◆ What to do
Render the following material again verbatim, leaving nothing out.
Exercise materials start
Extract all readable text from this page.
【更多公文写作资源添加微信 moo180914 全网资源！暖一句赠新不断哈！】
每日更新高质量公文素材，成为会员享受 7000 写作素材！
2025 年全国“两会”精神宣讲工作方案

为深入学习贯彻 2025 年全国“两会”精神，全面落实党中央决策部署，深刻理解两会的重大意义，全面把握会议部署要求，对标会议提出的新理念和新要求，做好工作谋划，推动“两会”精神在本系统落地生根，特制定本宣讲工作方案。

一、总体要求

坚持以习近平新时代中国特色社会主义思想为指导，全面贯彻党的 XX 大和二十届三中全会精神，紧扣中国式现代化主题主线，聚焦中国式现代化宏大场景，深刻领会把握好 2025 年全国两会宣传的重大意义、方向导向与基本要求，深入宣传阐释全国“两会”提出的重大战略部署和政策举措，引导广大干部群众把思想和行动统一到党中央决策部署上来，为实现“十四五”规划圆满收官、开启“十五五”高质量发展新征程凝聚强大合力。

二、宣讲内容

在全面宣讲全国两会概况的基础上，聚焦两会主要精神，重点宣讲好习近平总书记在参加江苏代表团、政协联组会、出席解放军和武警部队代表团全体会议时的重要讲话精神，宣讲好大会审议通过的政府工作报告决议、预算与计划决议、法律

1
Exercise materials end
◆ Expected answer
Extract all readable text from this page.
【更多公文写作资源添加微信 moo180914 全网资源！暖一句赠新不断哈！】
每日更新高质量公文素材，成为会员享受 7000 写作素材！
2025 年全国“两会”精神宣讲工作方案

为深入学习贯彻 2025 年全国“两会”精神，全面落实党中央决策部署，深刻理解两会的重大意义，全面把握会议部署要求，对标会议提出的新理念和新要求，做好工作谋划，推动“两会”精神在本系统落地生根，特制定本宣讲工作方案。

一、总体要求

坚持以习近平新时代中国特色社会主义思想为指导，全面贯彻党的 XX 大和二十届三中全会精神，紧扣中国式现代化主题主线，聚焦中国式现代化宏大场景，深刻领会把握好 2025 年全国两会宣传的重大意义、方向导向与基本要求，深入宣传阐释全国“两会”提出的重大战略部署和政策举措，引导广大干部群众把思想和行动统一到党中央决策部署上来，为实现“十四五”规划圆满收官、开启“十五五”高质量发展新征程凝聚强大合力。

二、宣讲内容

在全面宣讲全国两会概况的基础上，聚焦两会主要精神，重点宣讲好习近平总书记在参加江苏代表团、政协联组会、出席解放军和武警部队代表团全体会议时的重要讲话精神，宣讲好大会审议通过的政府工作报告决议、预算与计划决议、法律

1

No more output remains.